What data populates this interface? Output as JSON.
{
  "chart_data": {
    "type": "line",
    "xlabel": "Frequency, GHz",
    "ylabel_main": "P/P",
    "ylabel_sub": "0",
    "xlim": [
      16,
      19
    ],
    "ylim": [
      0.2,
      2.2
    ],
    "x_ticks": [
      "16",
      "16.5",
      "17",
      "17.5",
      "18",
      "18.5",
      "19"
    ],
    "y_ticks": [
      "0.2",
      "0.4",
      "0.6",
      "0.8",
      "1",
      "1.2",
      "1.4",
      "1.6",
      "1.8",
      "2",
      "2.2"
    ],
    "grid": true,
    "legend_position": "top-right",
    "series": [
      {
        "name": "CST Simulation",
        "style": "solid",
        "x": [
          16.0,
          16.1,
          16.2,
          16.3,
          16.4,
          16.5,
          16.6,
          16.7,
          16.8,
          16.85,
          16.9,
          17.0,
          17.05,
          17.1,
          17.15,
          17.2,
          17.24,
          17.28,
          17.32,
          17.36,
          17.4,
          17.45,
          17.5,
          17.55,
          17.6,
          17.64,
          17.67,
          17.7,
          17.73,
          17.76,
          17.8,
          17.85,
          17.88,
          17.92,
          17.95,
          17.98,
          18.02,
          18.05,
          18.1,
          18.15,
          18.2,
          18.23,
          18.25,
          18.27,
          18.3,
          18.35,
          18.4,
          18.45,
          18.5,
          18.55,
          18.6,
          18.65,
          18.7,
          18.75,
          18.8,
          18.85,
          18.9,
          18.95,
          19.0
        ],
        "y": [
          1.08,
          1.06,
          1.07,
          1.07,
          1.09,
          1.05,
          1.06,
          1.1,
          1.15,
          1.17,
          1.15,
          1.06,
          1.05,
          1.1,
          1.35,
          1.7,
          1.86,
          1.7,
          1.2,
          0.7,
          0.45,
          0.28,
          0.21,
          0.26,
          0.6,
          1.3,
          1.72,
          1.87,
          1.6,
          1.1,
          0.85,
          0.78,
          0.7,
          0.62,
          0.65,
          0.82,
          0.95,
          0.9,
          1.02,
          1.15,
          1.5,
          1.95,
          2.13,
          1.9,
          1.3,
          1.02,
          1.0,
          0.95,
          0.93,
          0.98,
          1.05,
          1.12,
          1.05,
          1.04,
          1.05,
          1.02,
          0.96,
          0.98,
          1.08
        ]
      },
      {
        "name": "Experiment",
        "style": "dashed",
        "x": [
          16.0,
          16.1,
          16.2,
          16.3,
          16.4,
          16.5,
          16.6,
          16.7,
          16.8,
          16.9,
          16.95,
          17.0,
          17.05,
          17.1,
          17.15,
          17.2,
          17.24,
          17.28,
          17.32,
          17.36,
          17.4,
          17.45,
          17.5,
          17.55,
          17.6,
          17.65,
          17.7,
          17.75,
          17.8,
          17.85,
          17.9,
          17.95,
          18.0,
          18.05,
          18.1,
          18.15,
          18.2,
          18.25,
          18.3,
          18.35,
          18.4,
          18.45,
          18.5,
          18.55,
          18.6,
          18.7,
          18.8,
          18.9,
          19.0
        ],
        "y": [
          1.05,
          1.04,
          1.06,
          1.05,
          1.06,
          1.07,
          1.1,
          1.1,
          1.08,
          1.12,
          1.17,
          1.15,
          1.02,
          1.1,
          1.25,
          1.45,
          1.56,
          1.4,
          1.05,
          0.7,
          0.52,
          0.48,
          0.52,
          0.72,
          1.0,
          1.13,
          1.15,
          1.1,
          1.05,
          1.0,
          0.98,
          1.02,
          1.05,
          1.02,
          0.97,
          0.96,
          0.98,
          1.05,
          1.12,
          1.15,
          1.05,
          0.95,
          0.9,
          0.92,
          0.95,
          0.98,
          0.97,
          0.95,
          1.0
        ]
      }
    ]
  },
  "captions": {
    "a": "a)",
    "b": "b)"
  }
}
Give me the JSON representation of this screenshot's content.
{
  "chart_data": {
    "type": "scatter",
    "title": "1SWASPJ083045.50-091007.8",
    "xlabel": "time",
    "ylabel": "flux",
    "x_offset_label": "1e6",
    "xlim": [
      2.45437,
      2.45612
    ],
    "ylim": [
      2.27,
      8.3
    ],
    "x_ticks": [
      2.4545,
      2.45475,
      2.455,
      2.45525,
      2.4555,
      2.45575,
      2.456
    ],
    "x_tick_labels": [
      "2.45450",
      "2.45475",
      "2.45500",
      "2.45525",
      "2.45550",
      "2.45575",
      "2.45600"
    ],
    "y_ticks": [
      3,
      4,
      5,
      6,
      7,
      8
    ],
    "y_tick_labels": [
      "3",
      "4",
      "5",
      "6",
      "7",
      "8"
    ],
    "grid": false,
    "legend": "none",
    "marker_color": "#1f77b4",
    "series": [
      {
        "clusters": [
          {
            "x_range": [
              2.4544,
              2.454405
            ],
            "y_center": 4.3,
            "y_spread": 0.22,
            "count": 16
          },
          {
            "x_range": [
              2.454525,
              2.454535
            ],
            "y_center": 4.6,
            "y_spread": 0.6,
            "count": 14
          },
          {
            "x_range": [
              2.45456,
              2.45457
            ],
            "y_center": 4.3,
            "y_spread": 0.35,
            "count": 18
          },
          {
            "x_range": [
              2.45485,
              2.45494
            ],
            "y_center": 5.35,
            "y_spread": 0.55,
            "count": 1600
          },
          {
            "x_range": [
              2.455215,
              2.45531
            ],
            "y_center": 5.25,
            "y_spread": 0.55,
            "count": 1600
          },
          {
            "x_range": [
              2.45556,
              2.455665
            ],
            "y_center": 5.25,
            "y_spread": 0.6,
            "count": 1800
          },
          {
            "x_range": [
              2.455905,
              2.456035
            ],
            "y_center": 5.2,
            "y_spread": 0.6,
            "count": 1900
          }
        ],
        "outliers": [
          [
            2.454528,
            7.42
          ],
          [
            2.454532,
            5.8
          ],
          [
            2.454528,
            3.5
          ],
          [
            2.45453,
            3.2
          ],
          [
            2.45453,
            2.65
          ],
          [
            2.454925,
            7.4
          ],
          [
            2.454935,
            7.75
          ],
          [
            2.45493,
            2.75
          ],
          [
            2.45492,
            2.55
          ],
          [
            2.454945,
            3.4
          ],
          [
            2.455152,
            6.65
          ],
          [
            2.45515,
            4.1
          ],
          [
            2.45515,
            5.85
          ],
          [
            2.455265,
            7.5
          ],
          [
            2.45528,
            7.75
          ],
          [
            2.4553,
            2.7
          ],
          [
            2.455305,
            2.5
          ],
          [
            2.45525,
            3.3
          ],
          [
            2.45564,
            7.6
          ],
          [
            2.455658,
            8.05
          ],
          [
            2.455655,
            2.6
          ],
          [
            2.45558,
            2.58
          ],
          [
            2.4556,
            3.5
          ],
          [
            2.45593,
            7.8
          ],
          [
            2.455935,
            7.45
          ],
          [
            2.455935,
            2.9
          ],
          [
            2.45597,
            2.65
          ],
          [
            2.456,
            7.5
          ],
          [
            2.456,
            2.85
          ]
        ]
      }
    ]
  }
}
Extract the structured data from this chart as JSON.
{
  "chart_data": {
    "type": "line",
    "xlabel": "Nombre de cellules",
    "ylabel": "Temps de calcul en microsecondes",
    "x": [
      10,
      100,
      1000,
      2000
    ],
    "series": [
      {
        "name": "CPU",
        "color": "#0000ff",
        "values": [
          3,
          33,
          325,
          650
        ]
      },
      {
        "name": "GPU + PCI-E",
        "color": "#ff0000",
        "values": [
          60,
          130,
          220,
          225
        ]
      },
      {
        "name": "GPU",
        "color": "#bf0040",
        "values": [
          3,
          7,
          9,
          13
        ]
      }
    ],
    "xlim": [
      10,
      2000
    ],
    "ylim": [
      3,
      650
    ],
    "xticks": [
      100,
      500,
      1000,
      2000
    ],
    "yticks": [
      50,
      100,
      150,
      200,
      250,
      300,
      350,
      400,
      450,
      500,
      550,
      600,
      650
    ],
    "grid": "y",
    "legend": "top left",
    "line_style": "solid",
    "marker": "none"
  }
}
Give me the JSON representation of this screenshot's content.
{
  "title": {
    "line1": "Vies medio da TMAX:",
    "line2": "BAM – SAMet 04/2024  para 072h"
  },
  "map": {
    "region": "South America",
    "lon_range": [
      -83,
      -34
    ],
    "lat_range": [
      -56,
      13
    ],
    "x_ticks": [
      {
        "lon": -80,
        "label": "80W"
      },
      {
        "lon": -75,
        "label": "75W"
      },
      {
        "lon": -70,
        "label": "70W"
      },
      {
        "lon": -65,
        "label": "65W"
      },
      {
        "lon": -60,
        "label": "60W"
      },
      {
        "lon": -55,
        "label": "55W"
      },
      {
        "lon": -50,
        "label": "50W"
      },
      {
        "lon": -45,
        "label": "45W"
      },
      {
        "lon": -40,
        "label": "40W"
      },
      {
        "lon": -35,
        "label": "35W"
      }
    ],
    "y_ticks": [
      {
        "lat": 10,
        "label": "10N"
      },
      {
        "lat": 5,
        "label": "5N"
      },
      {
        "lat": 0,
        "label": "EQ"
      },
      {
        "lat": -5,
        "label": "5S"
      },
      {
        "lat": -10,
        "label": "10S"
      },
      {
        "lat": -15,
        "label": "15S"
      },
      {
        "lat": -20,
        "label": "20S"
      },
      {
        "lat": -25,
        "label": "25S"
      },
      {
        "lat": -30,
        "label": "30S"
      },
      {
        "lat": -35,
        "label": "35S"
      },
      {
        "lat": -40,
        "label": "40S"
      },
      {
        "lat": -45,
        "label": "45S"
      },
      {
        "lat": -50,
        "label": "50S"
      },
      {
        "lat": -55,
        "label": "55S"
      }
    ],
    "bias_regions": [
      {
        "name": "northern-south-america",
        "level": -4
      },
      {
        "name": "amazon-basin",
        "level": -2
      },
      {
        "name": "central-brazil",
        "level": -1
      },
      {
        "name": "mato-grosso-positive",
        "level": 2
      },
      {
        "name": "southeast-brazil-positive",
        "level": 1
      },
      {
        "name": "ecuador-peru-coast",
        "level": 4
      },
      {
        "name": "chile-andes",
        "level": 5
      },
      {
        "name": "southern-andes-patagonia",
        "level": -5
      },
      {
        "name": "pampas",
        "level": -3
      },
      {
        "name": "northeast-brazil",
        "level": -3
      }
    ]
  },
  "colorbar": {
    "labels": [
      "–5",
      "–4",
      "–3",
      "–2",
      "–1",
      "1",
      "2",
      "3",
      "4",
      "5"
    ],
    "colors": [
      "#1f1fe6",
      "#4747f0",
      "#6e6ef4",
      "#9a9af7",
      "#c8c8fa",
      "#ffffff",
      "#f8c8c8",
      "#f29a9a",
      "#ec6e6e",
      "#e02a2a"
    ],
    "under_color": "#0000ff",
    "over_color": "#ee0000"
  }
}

------

**Short problem:** Search the preceding listing for the word "level" and pull out every line that holds it.

**Result of this exercise:**
        "level": -4
        "level": -2
        "level": -1
        "level": 2
        "level": 1
        "level": 4
        "level": 5
        "level": -5
        "level": -3
        "level": -3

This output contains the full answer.